## DATA SHOWN
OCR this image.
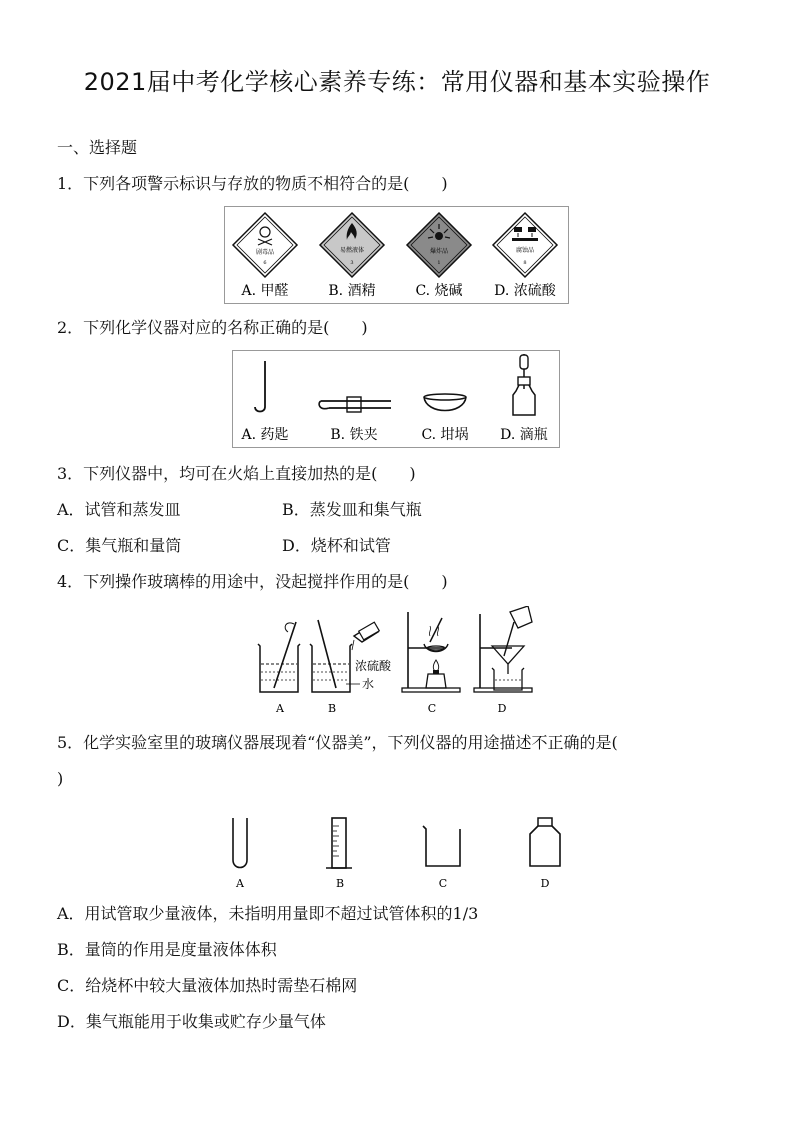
2021届中考化学核心素养专练：常用仪器和基本实验操作
一、选择题
1．下列各项警示标识与存放的物质不相符合的是(　　)
剧毒品
6
易燃液体
3
爆炸品
1
腐蚀品
8
A. 甲醛	B. 酒精	C. 烧碱 D. 浓硫酸
2．下列化学仪器对应的名称正确的是(　　)
A. 药匙	B. 铁夹	C. 坩埚 D. 滴瓶
3．下列仪器中，均可在火焰上直接加热的是(　　)
A．试管和蒸发皿	B．蒸发皿和集气瓶
C．集气瓶和量筒	D．烧杯和试管
4．下列操作玻璃棒的用途中，没起搅拌作用的是(　　)
浓硫酸
水
A	B	C	D
5．化学实验室里的玻璃仪器展现着“仪器美”，下列仪器的用途描述不正确的是(
)
A	B	C	D
A．用试管取少量液体，未指明用量即不超过试管体积的1/3
B．量筒的作用是度量液体体积
C．给烧杯中较大量液体加热时需垫石棉网
D．集气瓶能用于收集或贮存少量气体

## YOUR INSTRUCTIONS
Reproduce the full material exactly, excluding the pictures.

## EXPECTED ANSWER
OCR this image.
2021届中考化学核心素养专练：常用仪器和基本实验操作
一、选择题
1．下列各项警示标识与存放的物质不相符合的是(　　)
剧毒品
6
易燃液体
3
爆炸品
1
腐蚀品
8
A. 甲醛	B. 酒精	C. 烧碱 D. 浓硫酸
2．下列化学仪器对应的名称正确的是(　　)
A. 药匙	B. 铁夹	C. 坩埚 D. 滴瓶
3．下列仪器中，均可在火焰上直接加热的是(　　)
A．试管和蒸发皿	B．蒸发皿和集气瓶
C．集气瓶和量筒	D．烧杯和试管
4．下列操作玻璃棒的用途中，没起搅拌作用的是(　　)
浓硫酸
水
A	B	C	D
5．化学实验室里的玻璃仪器展现着“仪器美”，下列仪器的用途描述不正确的是(
)
A	B	C	D
A．用试管取少量液体，未指明用量即不超过试管体积的1/3
B．量筒的作用是度量液体体积
C．给烧杯中较大量液体加热时需垫石棉网
D．集气瓶能用于收集或贮存少量气体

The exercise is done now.